● **Prompt**: Return each line of the listing that contains the string "since".

#### Supplied material ####

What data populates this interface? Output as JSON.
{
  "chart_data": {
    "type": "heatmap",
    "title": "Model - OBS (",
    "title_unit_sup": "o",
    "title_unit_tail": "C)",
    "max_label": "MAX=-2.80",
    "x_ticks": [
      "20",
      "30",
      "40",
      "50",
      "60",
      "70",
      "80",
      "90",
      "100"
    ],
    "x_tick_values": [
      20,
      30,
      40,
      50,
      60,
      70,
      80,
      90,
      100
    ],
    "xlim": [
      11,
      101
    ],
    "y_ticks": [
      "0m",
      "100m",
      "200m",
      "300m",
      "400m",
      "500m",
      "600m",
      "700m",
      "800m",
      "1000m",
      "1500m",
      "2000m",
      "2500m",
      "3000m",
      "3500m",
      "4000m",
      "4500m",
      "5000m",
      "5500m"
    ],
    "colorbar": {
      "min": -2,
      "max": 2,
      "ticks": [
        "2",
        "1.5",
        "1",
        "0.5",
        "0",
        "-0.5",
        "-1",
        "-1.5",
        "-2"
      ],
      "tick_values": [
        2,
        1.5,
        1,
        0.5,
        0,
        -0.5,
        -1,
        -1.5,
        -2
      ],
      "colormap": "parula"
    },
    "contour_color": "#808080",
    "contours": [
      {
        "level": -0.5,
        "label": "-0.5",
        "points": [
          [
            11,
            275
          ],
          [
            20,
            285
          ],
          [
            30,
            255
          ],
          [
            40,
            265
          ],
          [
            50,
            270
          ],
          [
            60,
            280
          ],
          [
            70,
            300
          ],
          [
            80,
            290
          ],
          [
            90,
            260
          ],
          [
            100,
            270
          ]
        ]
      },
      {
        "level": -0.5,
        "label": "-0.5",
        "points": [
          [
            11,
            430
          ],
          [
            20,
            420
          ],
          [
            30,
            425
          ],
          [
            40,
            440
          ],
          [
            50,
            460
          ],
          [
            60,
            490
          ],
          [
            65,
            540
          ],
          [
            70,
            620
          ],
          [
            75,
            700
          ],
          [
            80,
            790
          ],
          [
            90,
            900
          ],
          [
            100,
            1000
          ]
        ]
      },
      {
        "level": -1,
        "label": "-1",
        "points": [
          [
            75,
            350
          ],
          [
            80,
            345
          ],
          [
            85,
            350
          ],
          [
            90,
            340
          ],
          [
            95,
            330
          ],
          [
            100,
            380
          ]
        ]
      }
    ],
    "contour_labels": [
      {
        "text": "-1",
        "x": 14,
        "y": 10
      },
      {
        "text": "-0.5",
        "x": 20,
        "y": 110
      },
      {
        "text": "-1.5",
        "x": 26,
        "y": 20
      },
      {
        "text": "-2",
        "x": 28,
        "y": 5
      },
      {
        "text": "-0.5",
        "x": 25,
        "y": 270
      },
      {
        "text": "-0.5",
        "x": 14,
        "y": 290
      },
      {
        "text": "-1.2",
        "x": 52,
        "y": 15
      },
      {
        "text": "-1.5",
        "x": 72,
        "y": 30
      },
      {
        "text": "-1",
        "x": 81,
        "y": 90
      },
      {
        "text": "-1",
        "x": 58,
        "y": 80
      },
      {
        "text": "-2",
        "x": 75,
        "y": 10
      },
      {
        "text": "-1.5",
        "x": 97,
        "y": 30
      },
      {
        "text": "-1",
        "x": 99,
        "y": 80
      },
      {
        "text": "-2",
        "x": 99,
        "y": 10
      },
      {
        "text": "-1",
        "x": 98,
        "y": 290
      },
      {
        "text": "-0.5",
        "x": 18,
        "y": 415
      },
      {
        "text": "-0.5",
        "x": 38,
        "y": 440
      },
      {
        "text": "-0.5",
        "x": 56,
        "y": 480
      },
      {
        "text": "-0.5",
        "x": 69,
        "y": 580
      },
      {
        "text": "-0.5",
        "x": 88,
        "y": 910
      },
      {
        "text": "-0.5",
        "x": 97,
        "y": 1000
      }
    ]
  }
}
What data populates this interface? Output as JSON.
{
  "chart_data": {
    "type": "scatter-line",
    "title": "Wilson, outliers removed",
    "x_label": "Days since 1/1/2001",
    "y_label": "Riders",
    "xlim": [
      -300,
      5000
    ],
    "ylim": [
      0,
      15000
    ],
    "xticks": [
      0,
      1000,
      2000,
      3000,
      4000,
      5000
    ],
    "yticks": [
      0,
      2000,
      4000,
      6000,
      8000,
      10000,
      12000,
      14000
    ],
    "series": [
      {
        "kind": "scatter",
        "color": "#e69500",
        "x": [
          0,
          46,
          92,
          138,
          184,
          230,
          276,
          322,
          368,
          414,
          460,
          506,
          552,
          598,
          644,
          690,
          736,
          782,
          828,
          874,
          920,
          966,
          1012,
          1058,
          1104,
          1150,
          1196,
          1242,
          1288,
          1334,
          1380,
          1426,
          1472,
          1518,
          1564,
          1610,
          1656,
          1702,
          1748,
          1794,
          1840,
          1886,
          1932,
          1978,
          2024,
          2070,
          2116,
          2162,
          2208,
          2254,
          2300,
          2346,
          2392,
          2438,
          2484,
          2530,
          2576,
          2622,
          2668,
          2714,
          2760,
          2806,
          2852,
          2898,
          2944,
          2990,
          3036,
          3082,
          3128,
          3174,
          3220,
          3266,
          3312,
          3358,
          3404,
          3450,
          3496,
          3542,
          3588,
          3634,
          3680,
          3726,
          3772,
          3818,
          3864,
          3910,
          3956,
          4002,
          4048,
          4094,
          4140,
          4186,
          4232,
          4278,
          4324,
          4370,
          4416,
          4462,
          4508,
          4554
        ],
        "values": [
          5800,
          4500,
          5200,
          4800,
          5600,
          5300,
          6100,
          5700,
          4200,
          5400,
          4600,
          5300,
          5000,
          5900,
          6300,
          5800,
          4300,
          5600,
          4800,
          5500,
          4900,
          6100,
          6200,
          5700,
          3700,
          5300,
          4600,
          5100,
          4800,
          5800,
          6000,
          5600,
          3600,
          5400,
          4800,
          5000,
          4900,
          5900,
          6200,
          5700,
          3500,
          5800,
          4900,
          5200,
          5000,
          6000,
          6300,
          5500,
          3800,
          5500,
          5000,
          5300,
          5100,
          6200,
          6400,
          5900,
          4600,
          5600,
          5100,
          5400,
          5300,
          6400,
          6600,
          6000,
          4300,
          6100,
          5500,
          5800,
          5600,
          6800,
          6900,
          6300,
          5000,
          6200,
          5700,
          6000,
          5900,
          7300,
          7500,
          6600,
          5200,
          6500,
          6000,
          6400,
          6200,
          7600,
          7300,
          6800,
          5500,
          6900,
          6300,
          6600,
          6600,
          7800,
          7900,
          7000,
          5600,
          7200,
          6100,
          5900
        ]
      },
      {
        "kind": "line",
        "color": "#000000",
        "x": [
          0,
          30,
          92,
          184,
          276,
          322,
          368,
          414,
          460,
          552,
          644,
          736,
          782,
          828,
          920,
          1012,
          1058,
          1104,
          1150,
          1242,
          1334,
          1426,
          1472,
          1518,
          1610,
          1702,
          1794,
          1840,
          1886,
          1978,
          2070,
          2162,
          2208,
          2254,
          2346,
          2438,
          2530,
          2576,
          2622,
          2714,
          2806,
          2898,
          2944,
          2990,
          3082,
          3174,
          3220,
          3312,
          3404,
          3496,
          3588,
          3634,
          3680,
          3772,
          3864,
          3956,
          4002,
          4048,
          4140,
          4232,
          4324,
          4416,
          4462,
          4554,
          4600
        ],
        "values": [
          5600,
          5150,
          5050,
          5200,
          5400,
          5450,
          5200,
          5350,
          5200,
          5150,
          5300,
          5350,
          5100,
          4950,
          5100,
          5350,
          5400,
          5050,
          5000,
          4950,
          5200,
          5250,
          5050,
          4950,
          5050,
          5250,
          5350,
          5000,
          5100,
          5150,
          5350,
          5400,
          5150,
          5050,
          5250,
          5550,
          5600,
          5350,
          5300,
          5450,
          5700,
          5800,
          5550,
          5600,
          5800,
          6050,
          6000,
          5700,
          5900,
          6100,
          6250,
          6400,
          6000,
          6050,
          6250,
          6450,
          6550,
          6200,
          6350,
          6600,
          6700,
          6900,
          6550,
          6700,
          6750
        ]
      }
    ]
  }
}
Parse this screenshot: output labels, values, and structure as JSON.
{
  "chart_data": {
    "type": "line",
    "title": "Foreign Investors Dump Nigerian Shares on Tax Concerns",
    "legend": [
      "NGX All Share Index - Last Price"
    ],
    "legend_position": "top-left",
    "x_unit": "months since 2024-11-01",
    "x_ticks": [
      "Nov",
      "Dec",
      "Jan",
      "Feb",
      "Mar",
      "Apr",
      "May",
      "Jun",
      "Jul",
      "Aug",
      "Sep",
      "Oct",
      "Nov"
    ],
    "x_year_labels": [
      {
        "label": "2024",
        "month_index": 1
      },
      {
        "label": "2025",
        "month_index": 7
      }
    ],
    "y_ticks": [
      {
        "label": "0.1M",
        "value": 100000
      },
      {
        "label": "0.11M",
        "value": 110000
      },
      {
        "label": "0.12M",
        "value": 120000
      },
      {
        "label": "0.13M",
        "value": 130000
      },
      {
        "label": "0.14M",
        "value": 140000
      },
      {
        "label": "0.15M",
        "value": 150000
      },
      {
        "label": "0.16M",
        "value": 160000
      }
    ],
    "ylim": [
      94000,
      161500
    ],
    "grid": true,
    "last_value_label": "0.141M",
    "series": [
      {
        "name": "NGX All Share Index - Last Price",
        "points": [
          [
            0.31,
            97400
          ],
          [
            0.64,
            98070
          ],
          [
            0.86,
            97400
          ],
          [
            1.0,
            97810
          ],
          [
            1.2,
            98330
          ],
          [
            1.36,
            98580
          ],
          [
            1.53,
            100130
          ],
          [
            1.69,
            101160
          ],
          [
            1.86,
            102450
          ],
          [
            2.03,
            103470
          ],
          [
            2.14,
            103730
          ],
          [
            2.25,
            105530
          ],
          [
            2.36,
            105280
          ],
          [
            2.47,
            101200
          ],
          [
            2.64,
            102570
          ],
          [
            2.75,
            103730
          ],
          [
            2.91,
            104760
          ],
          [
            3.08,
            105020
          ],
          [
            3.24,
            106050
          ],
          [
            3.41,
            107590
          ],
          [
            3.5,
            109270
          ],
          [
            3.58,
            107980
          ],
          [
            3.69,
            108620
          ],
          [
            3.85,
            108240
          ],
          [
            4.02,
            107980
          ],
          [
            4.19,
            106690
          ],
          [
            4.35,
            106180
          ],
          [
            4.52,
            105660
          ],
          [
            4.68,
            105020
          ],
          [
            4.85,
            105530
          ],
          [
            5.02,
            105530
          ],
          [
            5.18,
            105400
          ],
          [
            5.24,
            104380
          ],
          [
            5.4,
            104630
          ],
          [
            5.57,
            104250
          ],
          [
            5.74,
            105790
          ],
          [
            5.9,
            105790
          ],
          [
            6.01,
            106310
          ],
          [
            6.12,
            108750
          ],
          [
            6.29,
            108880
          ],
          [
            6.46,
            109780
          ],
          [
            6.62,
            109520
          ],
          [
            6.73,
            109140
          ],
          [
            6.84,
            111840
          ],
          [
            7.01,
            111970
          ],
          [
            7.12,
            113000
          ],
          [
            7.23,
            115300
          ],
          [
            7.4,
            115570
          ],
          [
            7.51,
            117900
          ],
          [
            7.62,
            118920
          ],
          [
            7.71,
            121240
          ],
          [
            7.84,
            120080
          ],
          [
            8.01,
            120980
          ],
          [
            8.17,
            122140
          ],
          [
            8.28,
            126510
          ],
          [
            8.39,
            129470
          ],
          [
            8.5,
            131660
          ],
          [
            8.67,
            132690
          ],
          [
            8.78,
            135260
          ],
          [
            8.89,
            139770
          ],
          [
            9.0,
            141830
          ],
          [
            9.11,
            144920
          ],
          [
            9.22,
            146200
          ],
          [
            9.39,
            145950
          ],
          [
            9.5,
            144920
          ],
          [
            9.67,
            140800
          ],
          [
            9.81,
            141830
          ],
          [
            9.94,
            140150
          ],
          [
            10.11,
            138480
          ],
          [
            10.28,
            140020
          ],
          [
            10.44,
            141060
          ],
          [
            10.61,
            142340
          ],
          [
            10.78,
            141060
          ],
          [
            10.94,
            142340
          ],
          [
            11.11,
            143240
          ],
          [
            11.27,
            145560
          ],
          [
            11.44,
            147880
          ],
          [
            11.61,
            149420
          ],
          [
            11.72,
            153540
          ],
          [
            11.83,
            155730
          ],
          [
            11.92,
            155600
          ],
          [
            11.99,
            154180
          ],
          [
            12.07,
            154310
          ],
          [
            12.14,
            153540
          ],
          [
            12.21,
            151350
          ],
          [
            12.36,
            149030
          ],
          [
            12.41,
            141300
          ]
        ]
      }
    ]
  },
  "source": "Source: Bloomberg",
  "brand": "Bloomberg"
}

####

● **Solution to this problem**:
    "x_label": "Days since 1/1/2001",
    "x_unit": "months since 2024-11-01",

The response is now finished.